--- Start Listing ---
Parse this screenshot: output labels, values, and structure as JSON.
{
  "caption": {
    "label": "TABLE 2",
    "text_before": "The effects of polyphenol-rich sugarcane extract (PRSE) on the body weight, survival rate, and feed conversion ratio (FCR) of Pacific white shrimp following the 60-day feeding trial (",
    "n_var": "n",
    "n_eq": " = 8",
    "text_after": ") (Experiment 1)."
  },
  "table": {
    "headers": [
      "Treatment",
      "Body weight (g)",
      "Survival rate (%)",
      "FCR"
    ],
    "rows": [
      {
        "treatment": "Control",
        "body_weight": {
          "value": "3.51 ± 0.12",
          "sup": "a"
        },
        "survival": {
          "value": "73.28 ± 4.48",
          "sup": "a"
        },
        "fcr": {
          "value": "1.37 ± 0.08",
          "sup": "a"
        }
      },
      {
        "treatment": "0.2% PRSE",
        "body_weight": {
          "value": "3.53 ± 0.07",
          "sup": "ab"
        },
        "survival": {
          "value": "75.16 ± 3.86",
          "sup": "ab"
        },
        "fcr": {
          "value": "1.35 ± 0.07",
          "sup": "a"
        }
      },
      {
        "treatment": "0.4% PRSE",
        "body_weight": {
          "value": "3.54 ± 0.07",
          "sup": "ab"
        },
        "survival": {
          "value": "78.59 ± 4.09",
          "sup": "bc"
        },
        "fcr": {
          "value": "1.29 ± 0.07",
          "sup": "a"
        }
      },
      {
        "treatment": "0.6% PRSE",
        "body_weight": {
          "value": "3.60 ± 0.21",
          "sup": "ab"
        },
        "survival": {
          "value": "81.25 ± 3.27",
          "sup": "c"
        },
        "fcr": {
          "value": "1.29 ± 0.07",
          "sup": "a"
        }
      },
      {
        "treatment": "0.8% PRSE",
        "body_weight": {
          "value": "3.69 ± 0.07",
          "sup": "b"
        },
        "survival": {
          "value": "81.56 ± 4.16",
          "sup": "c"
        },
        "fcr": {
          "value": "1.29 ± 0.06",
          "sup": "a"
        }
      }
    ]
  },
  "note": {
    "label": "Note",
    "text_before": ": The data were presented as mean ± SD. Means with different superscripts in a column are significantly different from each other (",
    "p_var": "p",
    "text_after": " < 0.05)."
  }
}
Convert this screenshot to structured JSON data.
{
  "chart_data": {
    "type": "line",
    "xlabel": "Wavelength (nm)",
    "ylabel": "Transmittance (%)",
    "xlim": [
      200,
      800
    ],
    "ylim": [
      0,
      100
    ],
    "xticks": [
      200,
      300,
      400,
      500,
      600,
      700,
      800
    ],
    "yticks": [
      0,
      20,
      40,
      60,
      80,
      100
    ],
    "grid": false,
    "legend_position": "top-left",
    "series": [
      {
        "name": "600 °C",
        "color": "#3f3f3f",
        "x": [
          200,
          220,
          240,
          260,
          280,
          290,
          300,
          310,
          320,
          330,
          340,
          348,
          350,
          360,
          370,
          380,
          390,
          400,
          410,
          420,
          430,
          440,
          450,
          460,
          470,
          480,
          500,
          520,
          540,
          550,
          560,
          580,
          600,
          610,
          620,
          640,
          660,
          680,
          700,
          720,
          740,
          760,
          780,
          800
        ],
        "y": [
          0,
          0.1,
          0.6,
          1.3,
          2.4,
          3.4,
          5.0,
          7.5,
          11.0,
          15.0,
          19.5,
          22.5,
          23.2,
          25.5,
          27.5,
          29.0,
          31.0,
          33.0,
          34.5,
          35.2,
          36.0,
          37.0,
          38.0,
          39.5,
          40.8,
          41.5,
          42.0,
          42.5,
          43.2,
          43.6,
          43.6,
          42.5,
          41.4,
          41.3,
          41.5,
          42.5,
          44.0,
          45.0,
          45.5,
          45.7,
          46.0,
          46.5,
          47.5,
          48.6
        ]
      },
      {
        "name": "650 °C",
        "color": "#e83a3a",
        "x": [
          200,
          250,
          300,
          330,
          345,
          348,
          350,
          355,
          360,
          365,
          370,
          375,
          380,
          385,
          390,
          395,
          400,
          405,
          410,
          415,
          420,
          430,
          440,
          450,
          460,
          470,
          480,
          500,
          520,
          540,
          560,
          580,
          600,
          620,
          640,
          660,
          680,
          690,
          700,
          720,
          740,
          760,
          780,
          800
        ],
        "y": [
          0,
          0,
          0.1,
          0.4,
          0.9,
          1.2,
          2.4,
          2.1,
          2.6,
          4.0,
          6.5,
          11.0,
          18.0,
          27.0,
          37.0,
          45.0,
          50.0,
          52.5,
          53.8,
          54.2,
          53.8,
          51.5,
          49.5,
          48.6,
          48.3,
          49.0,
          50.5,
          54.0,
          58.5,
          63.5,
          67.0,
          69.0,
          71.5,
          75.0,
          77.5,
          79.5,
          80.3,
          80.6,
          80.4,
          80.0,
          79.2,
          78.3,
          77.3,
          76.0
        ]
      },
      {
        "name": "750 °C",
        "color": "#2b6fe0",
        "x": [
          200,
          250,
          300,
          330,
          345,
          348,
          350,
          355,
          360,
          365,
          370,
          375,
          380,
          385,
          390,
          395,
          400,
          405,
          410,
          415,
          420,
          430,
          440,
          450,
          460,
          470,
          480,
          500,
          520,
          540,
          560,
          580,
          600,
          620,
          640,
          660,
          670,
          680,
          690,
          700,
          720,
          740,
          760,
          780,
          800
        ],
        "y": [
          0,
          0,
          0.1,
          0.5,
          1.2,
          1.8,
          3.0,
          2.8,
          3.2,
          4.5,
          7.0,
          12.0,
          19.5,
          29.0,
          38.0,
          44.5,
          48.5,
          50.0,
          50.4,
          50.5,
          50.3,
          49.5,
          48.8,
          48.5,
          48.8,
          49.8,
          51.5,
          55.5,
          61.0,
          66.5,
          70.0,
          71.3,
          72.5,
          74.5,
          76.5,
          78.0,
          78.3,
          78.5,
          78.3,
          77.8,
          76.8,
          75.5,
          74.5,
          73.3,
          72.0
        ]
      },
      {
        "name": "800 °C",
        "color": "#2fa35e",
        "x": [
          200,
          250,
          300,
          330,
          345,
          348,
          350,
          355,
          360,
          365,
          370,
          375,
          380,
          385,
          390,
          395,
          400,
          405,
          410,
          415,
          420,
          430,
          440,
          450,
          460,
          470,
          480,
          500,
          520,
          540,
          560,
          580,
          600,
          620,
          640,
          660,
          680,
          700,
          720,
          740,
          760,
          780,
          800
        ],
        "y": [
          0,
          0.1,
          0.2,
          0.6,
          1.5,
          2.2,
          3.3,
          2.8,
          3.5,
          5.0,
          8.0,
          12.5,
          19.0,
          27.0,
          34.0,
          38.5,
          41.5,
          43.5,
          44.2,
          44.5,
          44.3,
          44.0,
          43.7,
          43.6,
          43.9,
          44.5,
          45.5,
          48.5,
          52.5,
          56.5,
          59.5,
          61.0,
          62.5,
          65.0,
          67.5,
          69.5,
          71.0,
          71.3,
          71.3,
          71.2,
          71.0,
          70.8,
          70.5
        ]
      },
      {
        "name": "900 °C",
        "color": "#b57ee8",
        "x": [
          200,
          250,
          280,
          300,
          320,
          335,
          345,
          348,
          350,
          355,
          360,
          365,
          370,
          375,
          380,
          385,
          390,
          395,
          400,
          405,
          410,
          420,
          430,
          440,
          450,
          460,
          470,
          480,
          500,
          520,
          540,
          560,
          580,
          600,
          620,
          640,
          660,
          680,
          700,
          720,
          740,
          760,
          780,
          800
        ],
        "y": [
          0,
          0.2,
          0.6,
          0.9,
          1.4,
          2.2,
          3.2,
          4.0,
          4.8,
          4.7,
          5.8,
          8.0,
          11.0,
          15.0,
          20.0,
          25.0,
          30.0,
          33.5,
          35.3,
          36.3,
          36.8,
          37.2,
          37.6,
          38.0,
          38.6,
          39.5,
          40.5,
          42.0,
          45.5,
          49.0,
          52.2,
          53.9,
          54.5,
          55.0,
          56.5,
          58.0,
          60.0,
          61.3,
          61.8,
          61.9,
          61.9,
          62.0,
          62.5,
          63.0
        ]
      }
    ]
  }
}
--- End Listing ---
Each line with the string "rate" in it needs to be found and copied.

Result of the task =
    "text_before": "The effects of polyphenol-rich sugarcane extract (PRSE) on the body weight, survival rate, and feed conversion ratio (FCR) of Pacific white shrimp following the 60-day feeding trial (",
      "Survival rate (%)",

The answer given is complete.